→ **Problem requirements**
Return the material word for word. Do not include pictures.

**** Stored data ****

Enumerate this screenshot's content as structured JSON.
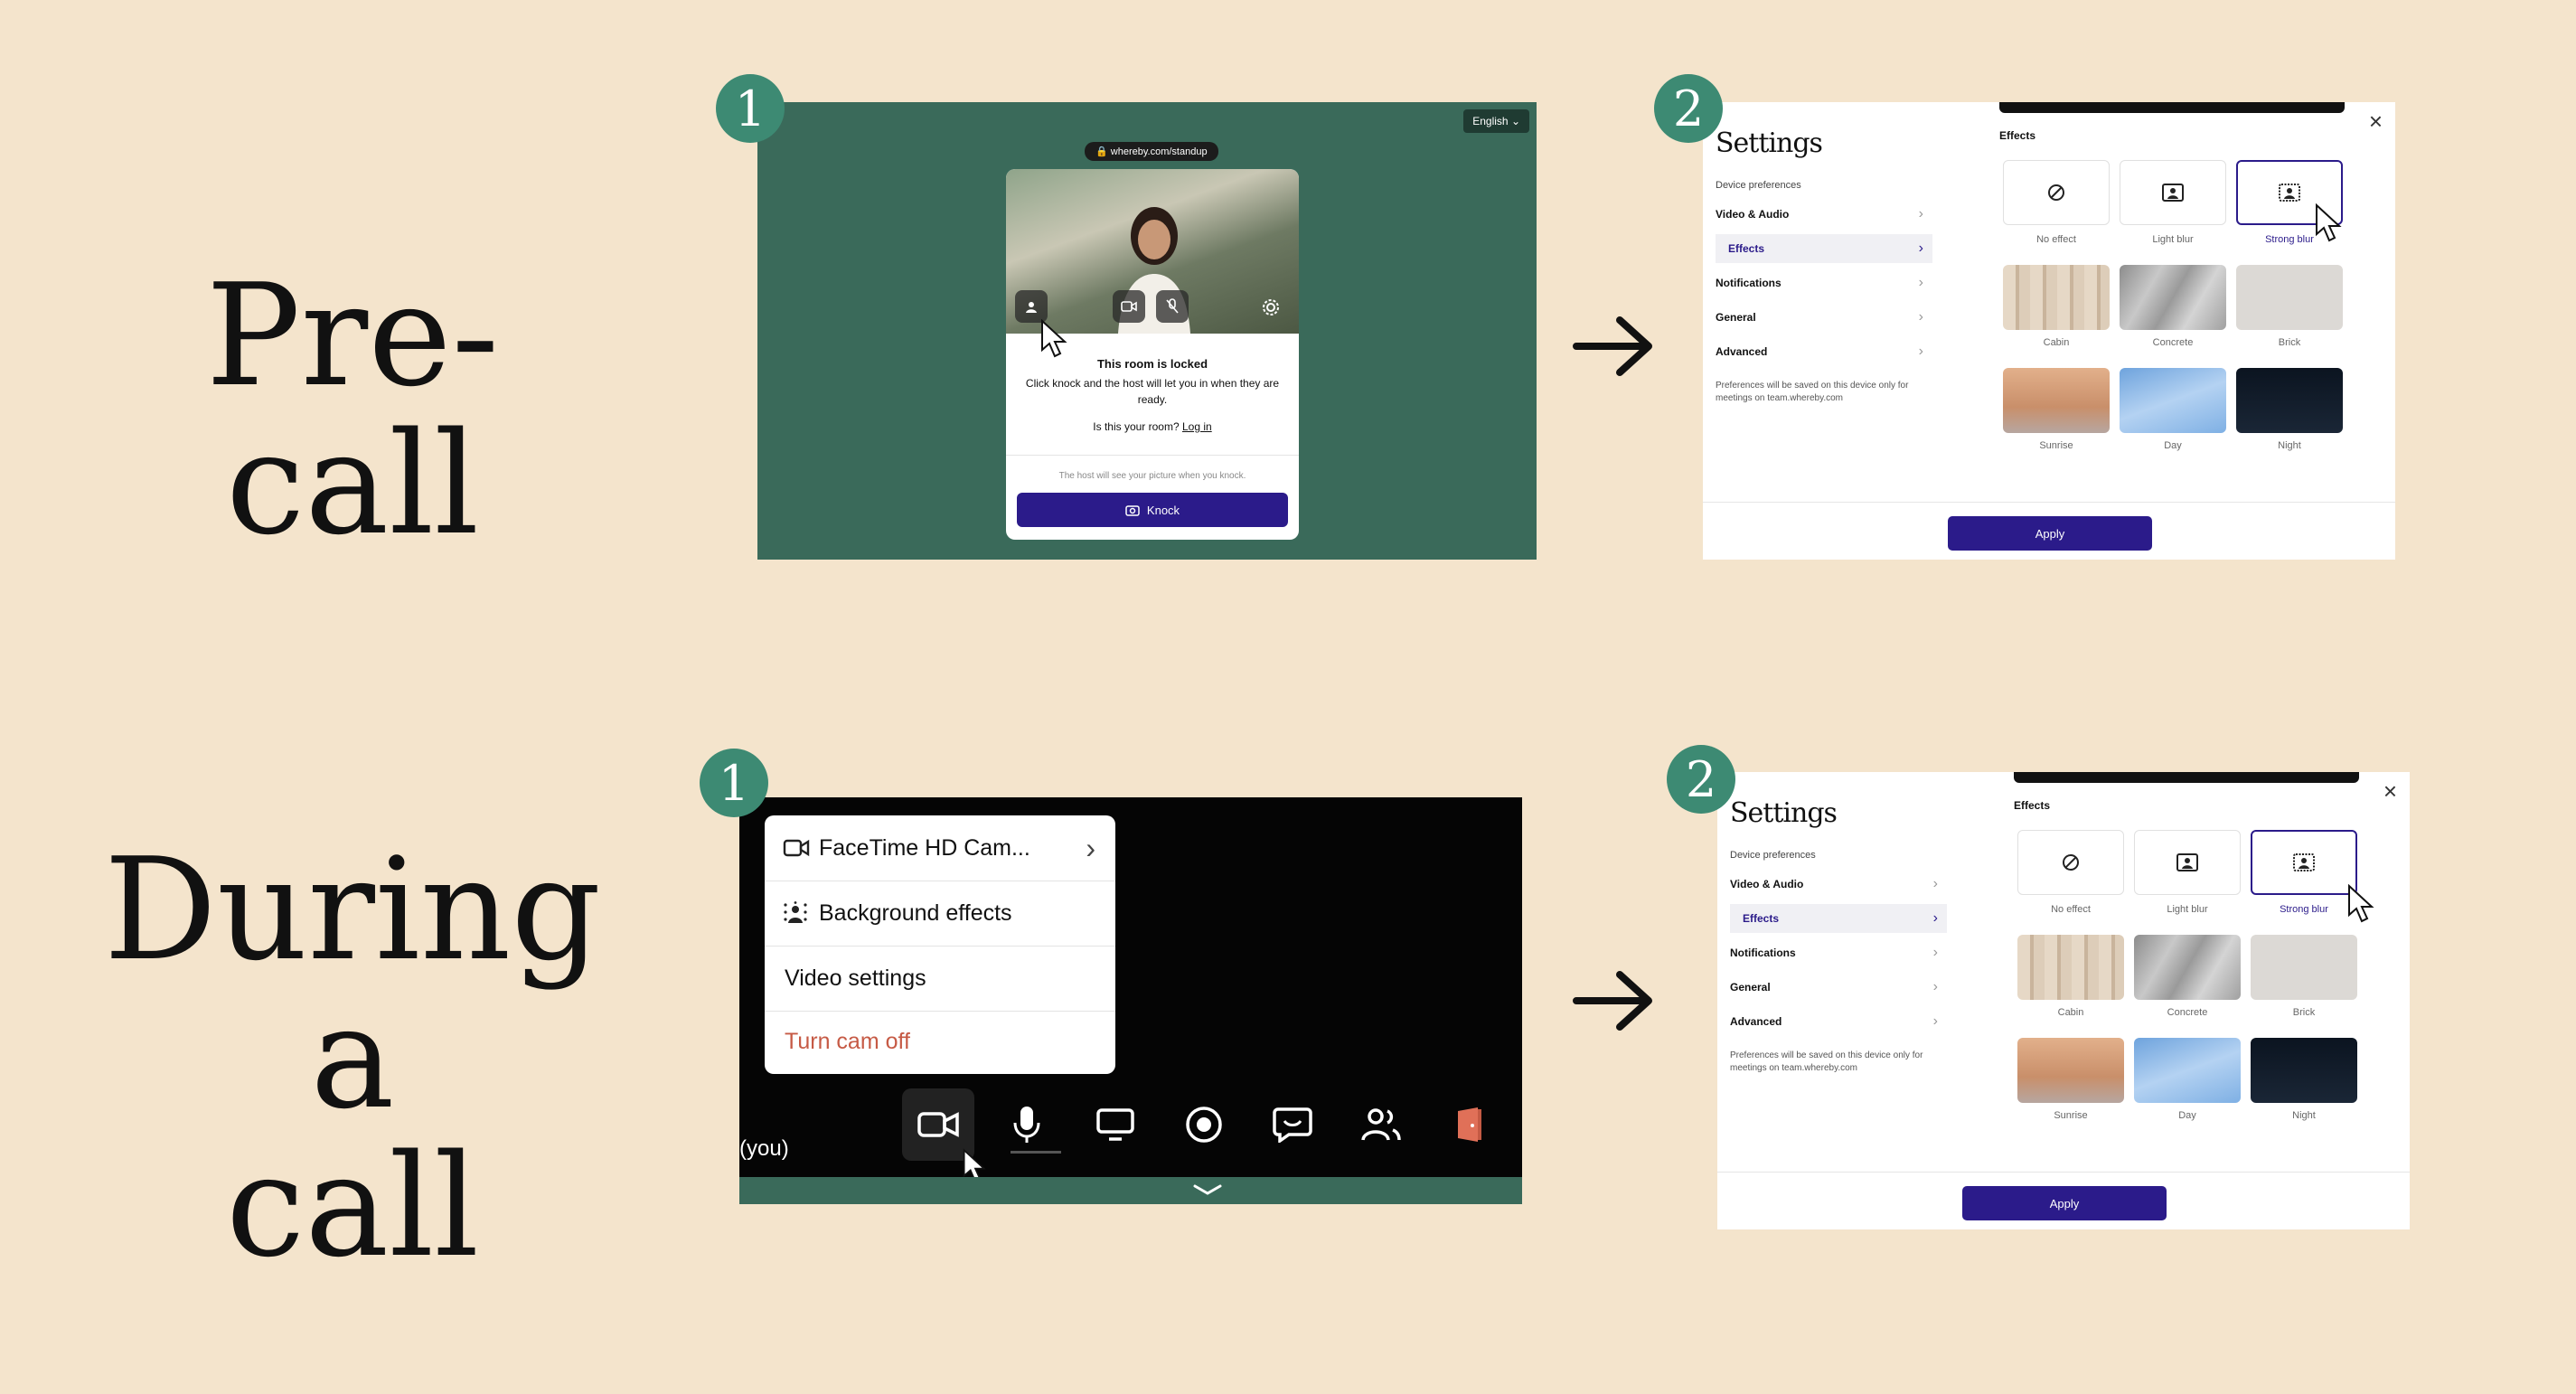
{
  "headings": {
    "pre_call": "Pre-call",
    "during_call": "During a call"
  },
  "steps": {
    "one": "1",
    "two": "2"
  },
  "pre_call_panel": {
    "language": "English",
    "url": "whereby.com/standup",
    "locked_title": "This room is locked",
    "locked_text": "Click knock and the host will let you in when they are ready.",
    "your_room_prefix": "Is this your room?",
    "login_link": "Log in",
    "host_note": "The host will see your picture when you knock.",
    "knock_button": "Knock"
  },
  "settings": {
    "title": "Settings",
    "device_preferences": "Device preferences",
    "nav": [
      {
        "label": "Video & Audio"
      },
      {
        "label": "Effects",
        "active": true
      },
      {
        "label": "Notifications"
      },
      {
        "label": "General"
      },
      {
        "label": "Advanced"
      }
    ],
    "note": "Preferences will be saved on this device only for meetings on team.whereby.com",
    "effects_heading": "Effects",
    "effects": [
      {
        "label": "No effect",
        "icon": "no-effect-icon"
      },
      {
        "label": "Light blur",
        "icon": "light-blur-icon"
      },
      {
        "label": "Strong blur",
        "icon": "strong-blur-icon",
        "selected": true
      },
      {
        "label": "Cabin",
        "color": "#d8c7b3"
      },
      {
        "label": "Concrete",
        "color": "#a9a9a9"
      },
      {
        "label": "Brick",
        "color": "#d9d6d2"
      },
      {
        "label": "Sunrise",
        "color": "#d9a07a"
      },
      {
        "label": "Day",
        "color": "#8cb7e6"
      },
      {
        "label": "Night",
        "color": "#101a2a"
      }
    ],
    "apply_button": "Apply"
  },
  "call_panel": {
    "menu": [
      {
        "label": "FaceTime HD Cam...",
        "icon": "camera-icon"
      },
      {
        "label": "Background effects",
        "icon": "background-effects-icon"
      },
      {
        "label": "Video settings"
      },
      {
        "label": "Turn cam off"
      }
    ],
    "you_label": "(you)",
    "toolbar_icons": [
      "camera-icon",
      "microphone-icon",
      "screen-share-icon",
      "record-icon",
      "chat-icon",
      "people-icon",
      "leave-icon"
    ]
  },
  "colors": {
    "background": "#f4e4cc",
    "step_badge": "#3d8a73",
    "primary": "#2b1b8a",
    "room_bg": "#3a6a5a",
    "danger": "#c65a45"
  }
}
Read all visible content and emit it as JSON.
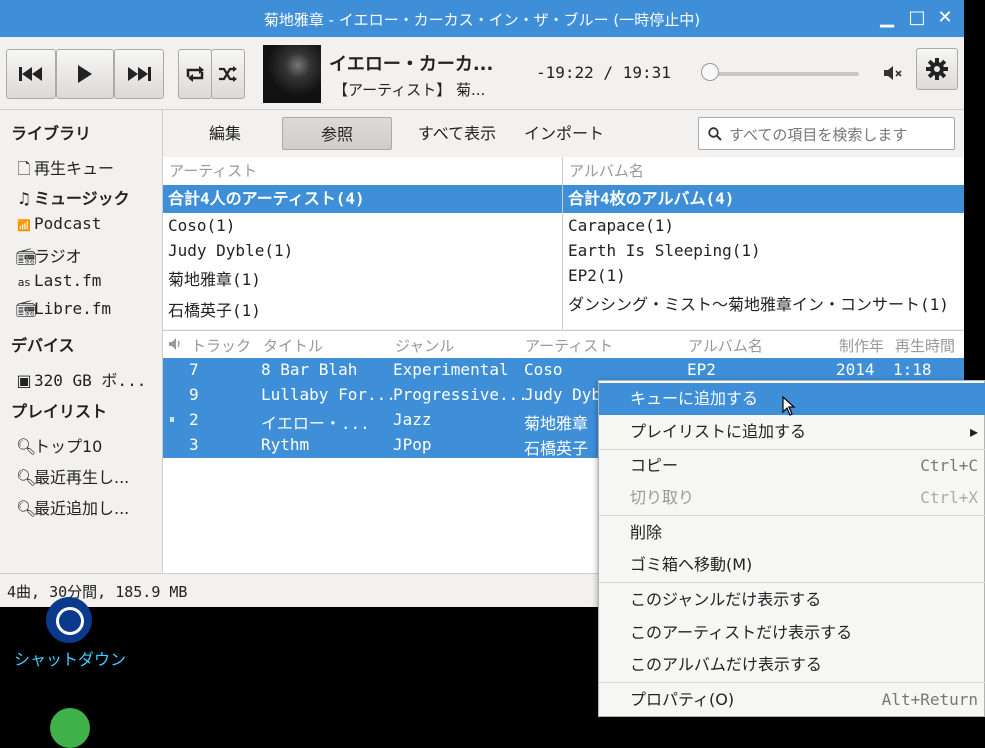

****

→ **Task result**
Enumerate this screenshot's content as structured JSON.
{
  "headings": {
    "pre_call": "Pre-call",
    "during_call": "During a call"
  },
  "steps": {
    "one": "1",
    "two": "2"
  },
  "pre_call_panel": {
    "language": "English",
    "url": "whereby.com/standup",
    "locked_title": "This room is locked",
    "locked_text": "Click knock and the host will let you in when they are ready.",
    "your_room_prefix": "Is this your room?",
    "login_link": "Log in",
    "host_note": "The host will see your picture when you knock.",
    "knock_button": "Knock"
  },
  "settings": {
    "title": "Settings",
    "device_preferences": "Device preferences",
    "nav": [
      {
        "label": "Video & Audio"
      },
      {
        "label": "Effects",
        "active": true
      },
      {
        "label": "Notifications"
      },
      {
        "label": "General"
      },
      {
        "label": "Advanced"
      }
    ],
    "note": "Preferences will be saved on this device only for meetings on team.whereby.com",
    "effects_heading": "Effects",
    "effects": [
      {
        "label": "No effect",
        "icon": "no-effect-icon"
      },
      {
        "label": "Light blur",
        "icon": "light-blur-icon"
      },
      {
        "label": "Strong blur",
        "icon": "strong-blur-icon",
        "selected": true
      },
      {
        "label": "Cabin",
        "color": "#d8c7b3"
      },
      {
        "label": "Concrete",
        "color": "#a9a9a9"
      },
      {
        "label": "Brick",
        "color": "#d9d6d2"
      },
      {
        "label": "Sunrise",
        "color": "#d9a07a"
      },
      {
        "label": "Day",
        "color": "#8cb7e6"
      },
      {
        "label": "Night",
        "color": "#101a2a"
      }
    ],
    "apply_button": "Apply"
  },
  "call_panel": {
    "menu": [
      {
        "label": "FaceTime HD Cam...",
        "icon": "camera-icon"
      },
      {
        "label": "Background effects",
        "icon": "background-effects-icon"
      },
      {
        "label": "Video settings"
      },
      {
        "label": "Turn cam off"
      }
    ],
    "you_label": "(you)",
    "toolbar_icons": [
      "camera-icon",
      "microphone-icon",
      "screen-share-icon",
      "record-icon",
      "chat-icon",
      "people-icon",
      "leave-icon"
    ]
  },
  "colors": {
    "background": "#f4e4cc",
    "step_badge": "#3d8a73",
    "primary": "#2b1b8a",
    "room_bg": "#3a6a5a",
    "danger": "#c65a45"
  }
}
Read all visible content and emit it as JSON.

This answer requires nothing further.